— START OF MATERIAL FOR THE TASK —

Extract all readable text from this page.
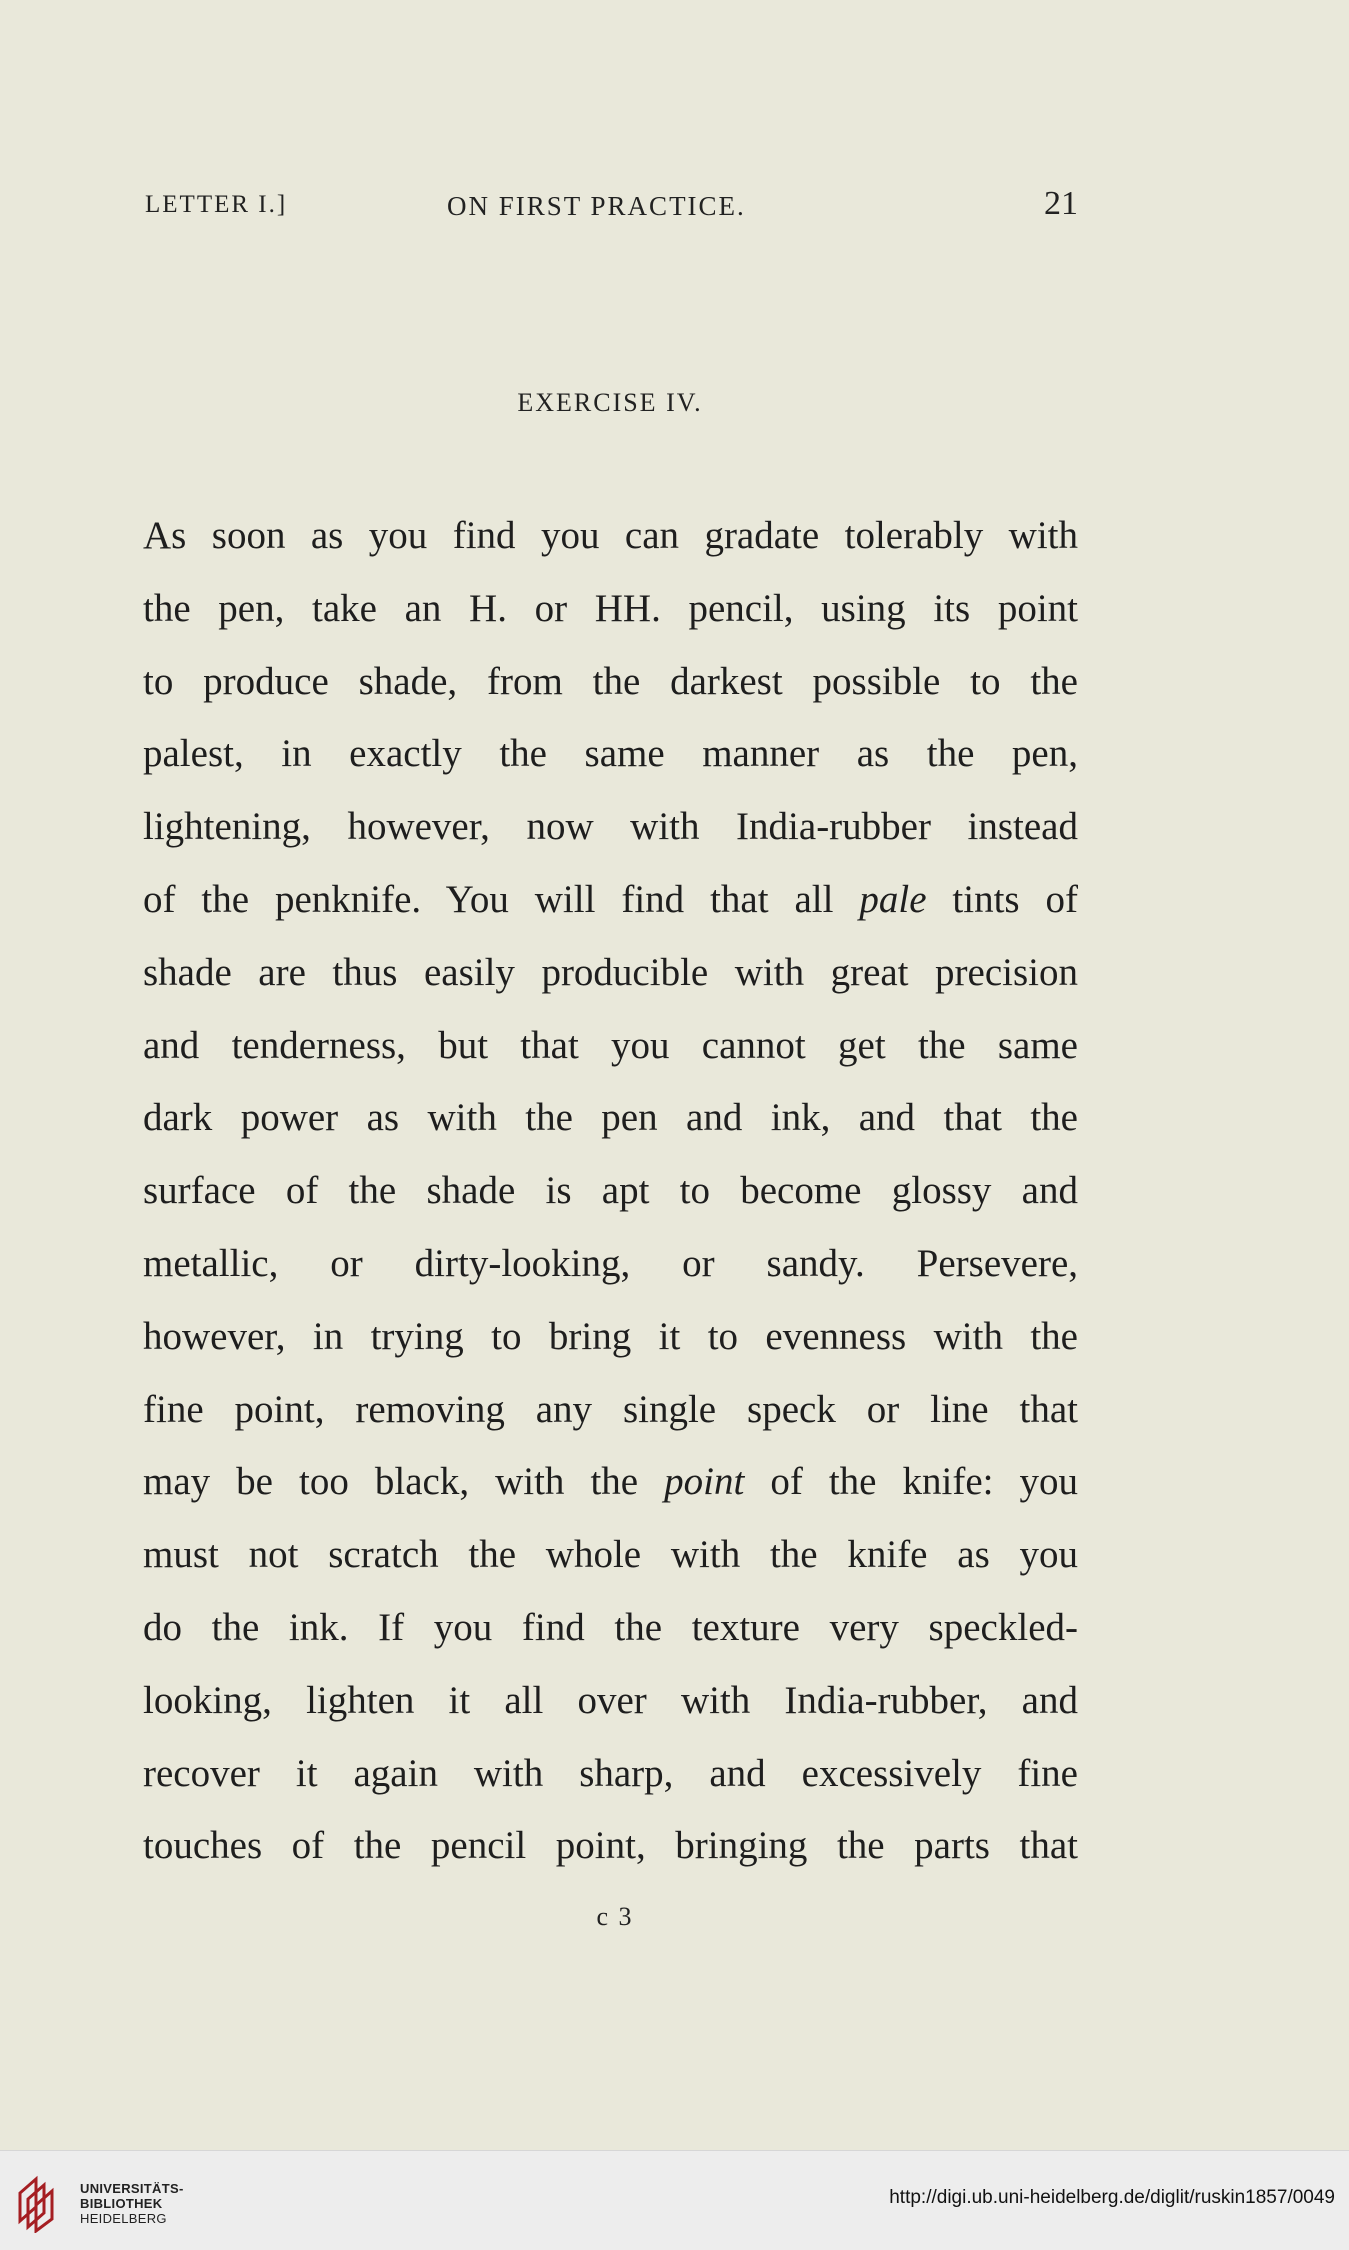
LETTER I.]	ON FIRST PRACTICE.	21
EXERCISE IV.
As soon as you find you can gradate tolerably with
the pen, take an H. or HH. pencil, using its point
to produce shade, from the darkest possible to the
palest, in exactly the same manner as the pen,
lightening, however, now with India-rubber instead
of the penknife. You will find that all pale tints of
shade are thus easily producible with great precision
and tenderness, but that you cannot get the same
dark power as with the pen and ink, and that the
surface of the shade is apt to become glossy and
metallic, or dirty-looking, or sandy. Persevere,
however, in trying to bring it to evenness with the
fine point, removing any single speck or line that
may be too black, with the point of the knife: you
must not scratch the whole with the knife as you
do the ink. If you find the texture very speckled-
looking, lighten it all over with India-rubber, and
recover it again with sharp, and excessively fine
touches of the pencil point, bringing the parts that
c 3
UNIVERSITÄTS-
BIBLIOTHEK
HEIDELBERG
http://digi.ub.uni-heidelberg.de/diglit/ruskin1857/0049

— END OF MATERIAL FOR THE TASK —

| WHAT TO PRODUCE |
Every record must be copied exactly, with the pictures left out.

| WRITTEN RESPONSE |
Extract all readable text from this page.
LETTER I.]	ON FIRST PRACTICE.	21
EXERCISE IV.
As soon as you find you can gradate tolerably with
the pen, take an H. or HH. pencil, using its point
to produce shade, from the darkest possible to the
palest, in exactly the same manner as the pen,
lightening, however, now with India-rubber instead
of the penknife. You will find that all pale tints of
shade are thus easily producible with great precision
and tenderness, but that you cannot get the same
dark power as with the pen and ink, and that the
surface of the shade is apt to become glossy and
metallic, or dirty-looking, or sandy. Persevere,
however, in trying to bring it to evenness with the
fine point, removing any single speck or line that
may be too black, with the point of the knife: you
must not scratch the whole with the knife as you
do the ink. If you find the texture very speckled-
looking, lighten it all over with India-rubber, and
recover it again with sharp, and excessively fine
touches of the pencil point, bringing the parts that
c 3
UNIVERSITÄTS-
BIBLIOTHEK
HEIDELBERG
http://digi.ub.uni-heidelberg.de/diglit/ruskin1857/0049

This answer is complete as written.